Text:
★ ★ ★
In their original motion, plaintiffs sought to dismiss Counterclaims I, II and III for failure to comply with Rule 9(b). In their latest moving papers, however, plaintiffs apparently have restricted their motion to dismiss to Counterclaims II and III.
A threshold issue here is whether the strict pleading requirements of Rule 9(b) apply to Counterclaim II, which alleges a claim under Section 2(f) of the Robinson-Patman Act, 15 U.S.C. s 13(f). Although courts have not accepted the argument that Rule 9(b) relates exclusively to common law fraud,Rule 9(b) generally has been applied only to statutory causes of action that are predicated on fraud, and where scienter is an essential element of the claim. Compare Segal v. Gordon, 467 F.2d 602 (2d Cir. 1972) and Reiver v. Photo Motion Corp., 325 F.Supp. 214 (E.D.Pa.1971) ( Rule 9(b) applies to actions brought under Section 10(b) of the Securities Exchange Act of 1934, 15 U.S.C. s 78j(b)), with Schoenfeld v. Giant Stores Corp., 62 F.R.D. 348 (S.D.N.Y.1974) (Rule 9(b) does not apply to suits brought pursuant to Section 11 of the 1933 Securities Act, 15 U.S.C. s 77k). The parties have not cited to the Court, nor has diligent research revealed, any decisions holding that allegations under Section 2(f) must be stated with the detail and particularity called for by Rule 9(b). In the absence of such authority, this Court declines to hold that allegations under Section 2(f) must be pled with the detail and particularity required by Rule 9(b), and, therefore, plaintiffs' motion to dismiss Counterclaim II must be denied.
See, e. g., Schlick v. Penn-Dixie Cement Corp., 507 F.2d 374, 378, n. 8 (2d Cir. 1975), cert. denied, 421 U.S. 976, 95 S.Ct. 1976, 44 L.Ed.2d 467 (1975); Shamrock Corp. v. Indian Head Inc., 20 F.R.Serv.2d 1297, 1298 (S.D.N.Y.1975).
★ ★ ★
Required work:
A: Reproduce the opinion word for word, from "See, e. g., Schlick" to "1297, 1298 (S.D.N.Y.1975).".
B: Answer these questions about the opinion:
(i) Which counterclaims did plaintiffs seek to dismiss in their original motion?
(ii) Under which section of which act does Counterclaim II allege a claim?
(iii) How does the Court rule on plaintiffs' motion to dismiss Counterclaim II?
Answer from the opinion alone.

Information provided:
★ ★ ★
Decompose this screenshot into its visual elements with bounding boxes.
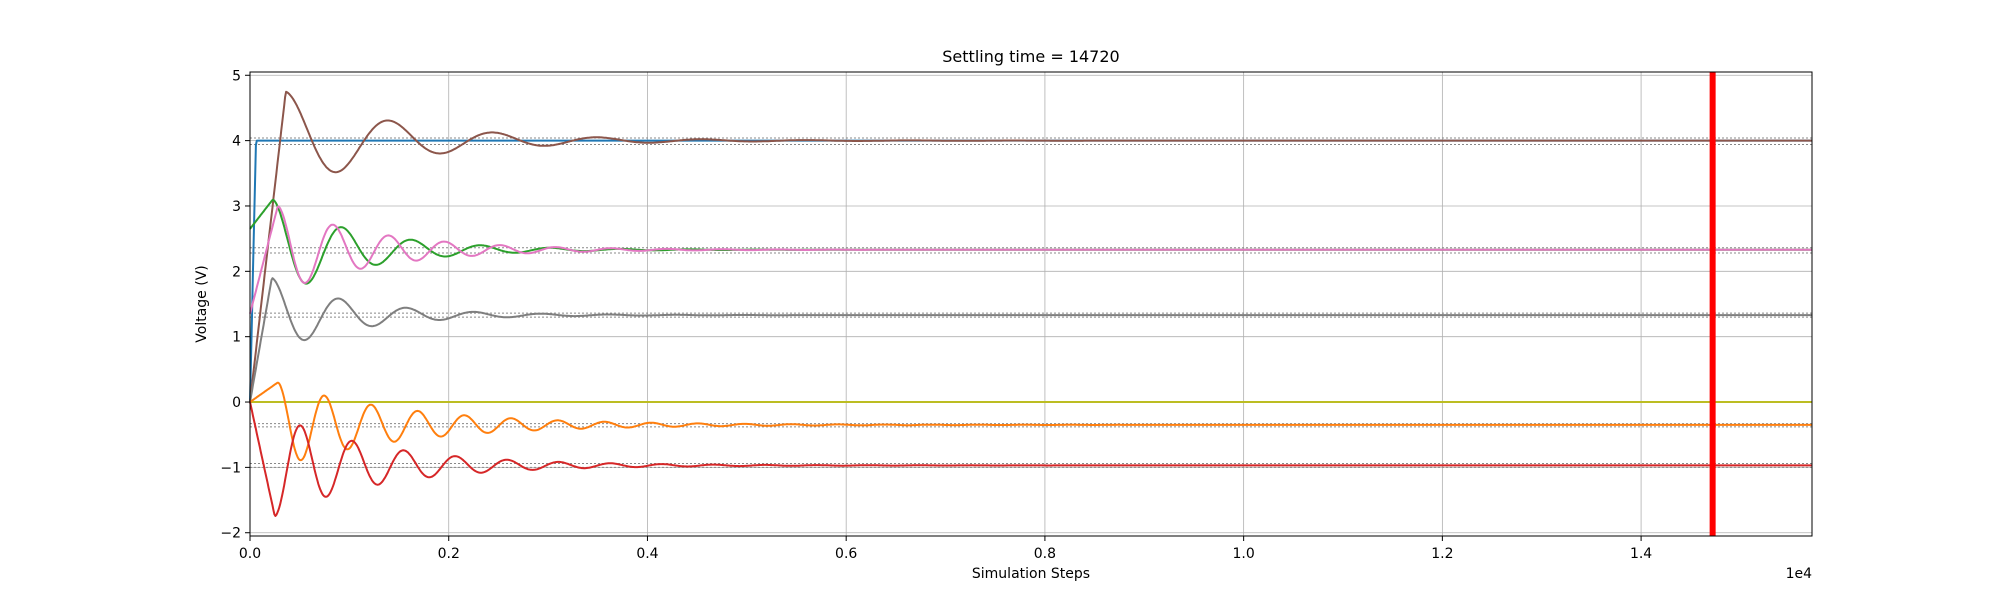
★ ★ ★
Final answers:
A:
See, e. g., Schlick v. Penn-Dixie Cement Corp., 507 F.2d 374, 378, n. 8 (2d Cir. 1975), cert. denied, 421 U.S. 976, 95 S.Ct. 1976, 44 L.Ed.2d 467 (1975); Shamrock Corp. v. Indian Head Inc., 20 F.R.Serv.2d 1297, 1298 (S.D.N.Y.1975).

B:
(i) Counterclaims I, II and III.
(ii) Section 2(f) of the Robinson-Patman Act, 15 U.S.C. s 13(f).
(iii) The motion must be denied.